**Information shown:**
↓

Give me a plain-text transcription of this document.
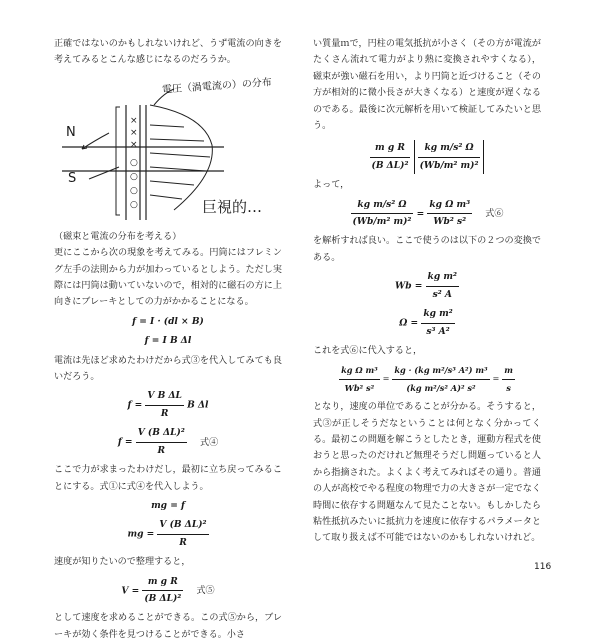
正確ではないのかもしれないけれど、うず電流の向きを考えてみるとこんな感じになるのだろうか。

×
×
×
○
○
○
○
電圧（渦電流の）の分布
N
S
巨視的…

（磁束と電流の分布を考える）

更にここから次の現象を考えてみる。円筒にはフレミング左手の法則から力が加わっているとしよう。ただし実際には円筒は動いていないので，相対的に磁石の方に上向きにブレーキとしての力がかかることになる。

f = I · (dl × B)
f = I B Δl

電流は先ほど求めたわけだから式③を代入してみても良いだろう。

$f = \frac{\text{V B ΔL}}{R}$ B Δl
$f = \frac{\text{V (B ΔL)²}}{R}$ 式④

ここで力が求まったわけだし，最初に立ち戻ってみることにする。式①に式④を代入しよう。

mg = f
mg = $\frac{\text{V (B ΔL)²}}{R}$

速度が知りたいので整理すると，

$V = \frac{\text{m g R}}{\text{(B ΔL)²}}$ 式⑤

として速度を求めることができる。この式⑤から，ブレーキが効く条件を見つけることができる。小さ

い質量ｍで，円柱の電気抵抗が小さく（その方が電流がたくさん流れて電力がより熱に変換されやすくなる），磁束が強い磁石を用い，より円筒と近づけること（その方が相対的に微小長さが大きくなる）と速度が遅くなるのである。最後に次元解析を用いて検証してみたいと思う。

$\frac{\text{m g R}}{\text{(B ΔL)²}}$
$\frac{\text{kg m/s² Ω}}{\text{(Wb/m² m)²}}$

よって，

$\frac{\text{kg m/s² Ω}}{\text{(Wb/m² m)²}} = \frac{\text{kg Ω m³}}{\text{Wb² s²}}$ 式⑥

を解析すれば良い。ここで使うのは以下の２つの変換である。

$Wb = \frac{\text{kg m²}}{\text{s² A}}$
$\Omega = \frac{\text{kg m²}}{\text{s³ A²}}$

これを式⑥に代入すると，

$\frac{\text{kg Ω m³}}{\text{Wb² s²}} = \frac{\text{kg · (kg m²/s³ A²) m³}}{\text{(kg m²/s² A)² s²}} = \frac{m}{s}$

となり，速度の単位であることが分かる。そうすると，式③が正しそうだなということは何となく分かってくる。最初この問題を解こうとしたとき，運動方程式を使おうと思ったのだけれど無理そうだし問題っていると人から指摘された。よくよく考えてみればその通り。普通の人が高校でやる程度の物理で力の大きさが一定でなく時間に依存する問題なんて見たことない。もしかしたら粘性抵抗みたいに抵抗力を速度に依存するパラメータとして取り扱えば不可能ではないのかもしれないけれど。

116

↑

Give every record again exactly, apart from the pictures, which stay out.

Give me a plain-text transcription of this document.
正確ではないのかもしれないけれど、うず電流の向きを考えてみるとこんな感じになるのだろうか。

×
×
×
○
○
○
○
電圧（渦電流の）の分布
N
S
巨視的…

（磁束と電流の分布を考える）

更にここから次の現象を考えてみる。円筒にはフレミング左手の法則から力が加わっているとしよう。ただし実際には円筒は動いていないので，相対的に磁石の方に上向きにブレーキとしての力がかかることになる。

f = I · (dl × B)
f = I B Δl

電流は先ほど求めたわけだから式③を代入してみても良いだろう。

$f = \frac{\text{V B ΔL}}{R}$ B Δl
$f = \frac{\text{V (B ΔL)²}}{R}$ 式④

ここで力が求まったわけだし，最初に立ち戻ってみることにする。式①に式④を代入しよう。

mg = f
mg = $\frac{\text{V (B ΔL)²}}{R}$

速度が知りたいので整理すると，

$V = \frac{\text{m g R}}{\text{(B ΔL)²}}$ 式⑤

として速度を求めることができる。この式⑤から，ブレーキが効く条件を見つけることができる。小さ

い質量ｍで，円柱の電気抵抗が小さく（その方が電流がたくさん流れて電力がより熱に変換されやすくなる），磁束が強い磁石を用い，より円筒と近づけること（その方が相対的に微小長さが大きくなる）と速度が遅くなるのである。最後に次元解析を用いて検証してみたいと思う。

$\frac{\text{m g R}}{\text{(B ΔL)²}}$
$\frac{\text{kg m/s² Ω}}{\text{(Wb/m² m)²}}$

よって，

$\frac{\text{kg m/s² Ω}}{\text{(Wb/m² m)²}} = \frac{\text{kg Ω m³}}{\text{Wb² s²}}$ 式⑥

を解析すれば良い。ここで使うのは以下の２つの変換である。

$Wb = \frac{\text{kg m²}}{\text{s² A}}$
$\Omega = \frac{\text{kg m²}}{\text{s³ A²}}$

これを式⑥に代入すると，

$\frac{\text{kg Ω m³}}{\text{Wb² s²}} = \frac{\text{kg · (kg m²/s³ A²) m³}}{\text{(kg m²/s² A)² s²}} = \frac{m}{s}$

となり，速度の単位であることが分かる。そうすると，式③が正しそうだなということは何となく分かってくる。最初この問題を解こうとしたとき，運動方程式を使おうと思ったのだけれど無理そうだし問題っていると人から指摘された。よくよく考えてみればその通り。普通の人が高校でやる程度の物理で力の大きさが一定でなく時間に依存する問題なんて見たことない。もしかしたら粘性抵抗みたいに抵抗力を速度に依存するパラメータとして取り扱えば不可能ではないのかもしれないけれど。

116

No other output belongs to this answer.